在进行下一步之前,我们得先知道元数据包含什么内容:

private final long refreshBackoffMs;
    //元数据最大过期时间
    private final long metadataExpireMs;
    private int version;
    private long lastRefreshMs;
    private long lastSuccessfulRefreshMs;
    //cluser包含了集群节点的信息,所有的topic,partition的信息
    private Cluster cluster;
    private boolean needUpdate;
    private final Set<String> topics;
    private final List<Listener> listeners;
    private boolean needMetadataForAllTopics;

在初始化producer的时候,我们已经更新过一次meta

List<InetSocketAddress> addresses = ClientUtils.parseAndValidateAddresses(config.getList(ProducerConfig.BOOTSTRAP_SERVERS_CONFIG));
            this.metadata.update(Cluster.bootstrap(addresses), time.milliseconds());

其中update的实现为:

public synchronized void update(Cluster cluster, long now) {
        this.needUpdate = false;
        this.lastRefreshMs = now;
        this.lastSuccessfulRefreshMs = now;
        this.version += 1;

        for (Listener listener: listeners)

### 任务要求:
这段讲 producer 元数据及其更新方式的文字,从最后一行之后你会怎样续写下去?

### 所给材料:
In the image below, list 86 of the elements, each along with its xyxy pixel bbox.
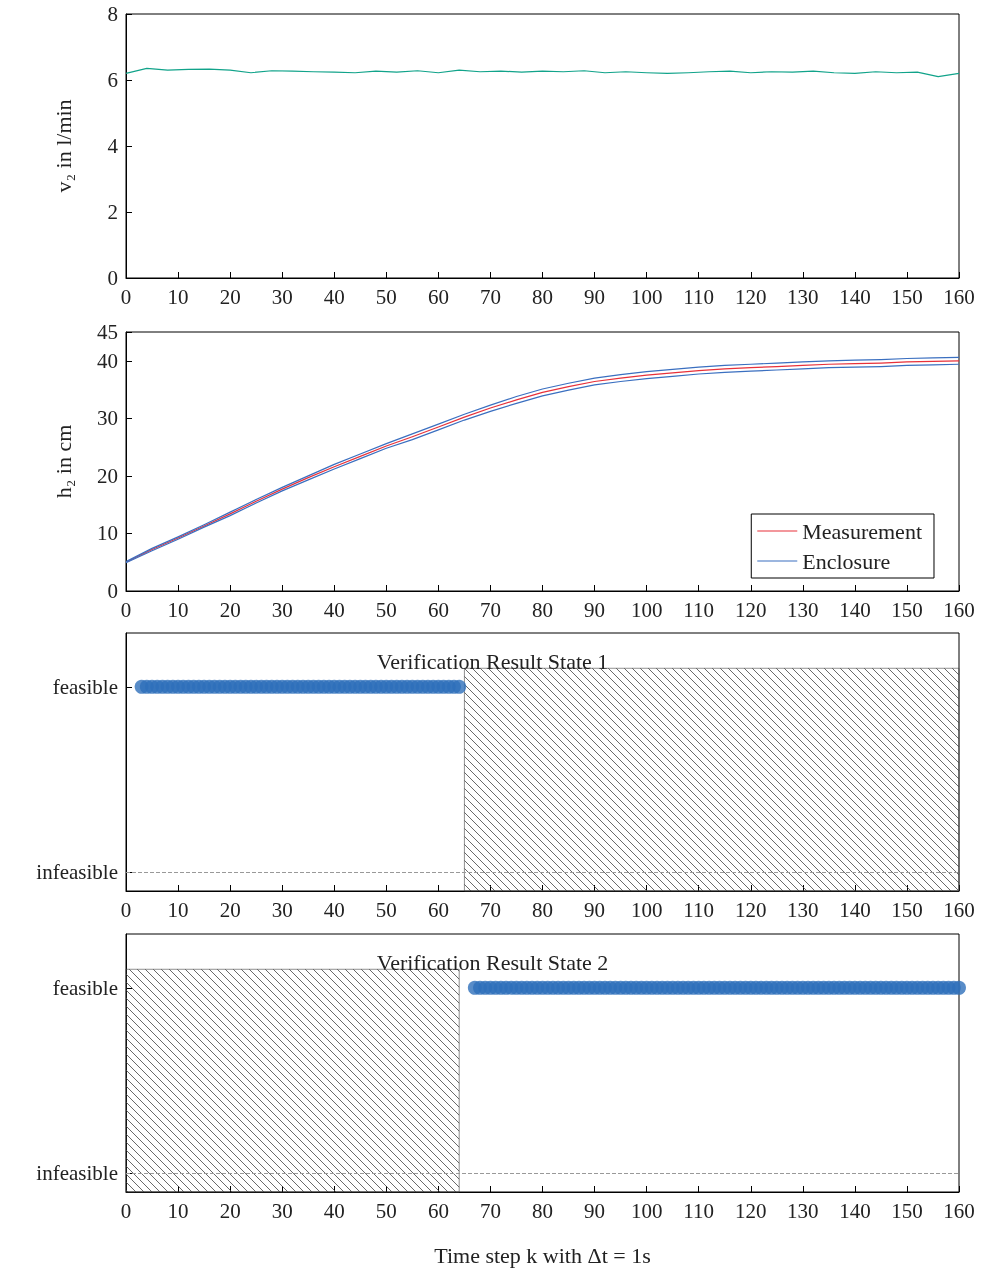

### 任务作答:
            listener.onMetadataUpdate(cluster);

        // Do this after notifying listeners as subscribed topics' list can be changed by listeners
        this.cluster = this.needMetadataForAllTopics ? getClusterForCurrentTopics(cluster) : cluster;

        notifyAll();
        log.debug("Updated cluster metadata version {} to {}", this.version, this.cluster);
    }

update方法接收了一个cluster来初始化meta内部的cluster。但是在程序刚启动的时候,cluster只包含了bootstrap的信息,这个meta是残缺的。另外注意的是update方法会唤醒等待meta的线程。(注意到后面有方法调用wait()的)。所以发消息之前,还要再获取一次元数据。

在发送消息之前,要确保metadata已到位。

private long waitOnMetadata(String topic, long maxWaitMs) throws InterruptedException {
        // add topic to metadata topic list if it is not there already.
        if (!this.metadata.containsTopic(topic))
            //把topic先放到meta里面一个叫topics的set里面
            this.metadata.add(topic);

        //如果元数据里面已经有topic的信息了,就不用继续了。这里的fetch()返回meta的cluster
        if (metadata.fetch().partitionsForTopic(topic) != null)
            return 0;

        long begin = time.milliseconds();
        long remainingWaitMs = maxWaitMs;
        //循环获取
        while (metadata.fetch().partitionsForTopic(topic) == null) {
            log.trace("Requesting metadata update for topic {}.", topic);
            //标记这个meta的状态为需要更新了
            int version = metadata.requestUpdate();
            //把sender唤醒
            sender.wakeup();
            //阻塞在这个对象上,等待update里面notify
            metadata.awaitUpdate(version, remainingWaitMs);
            long elapsed = time.milliseconds() - begin;
            if (elapsed >= maxWaitMs)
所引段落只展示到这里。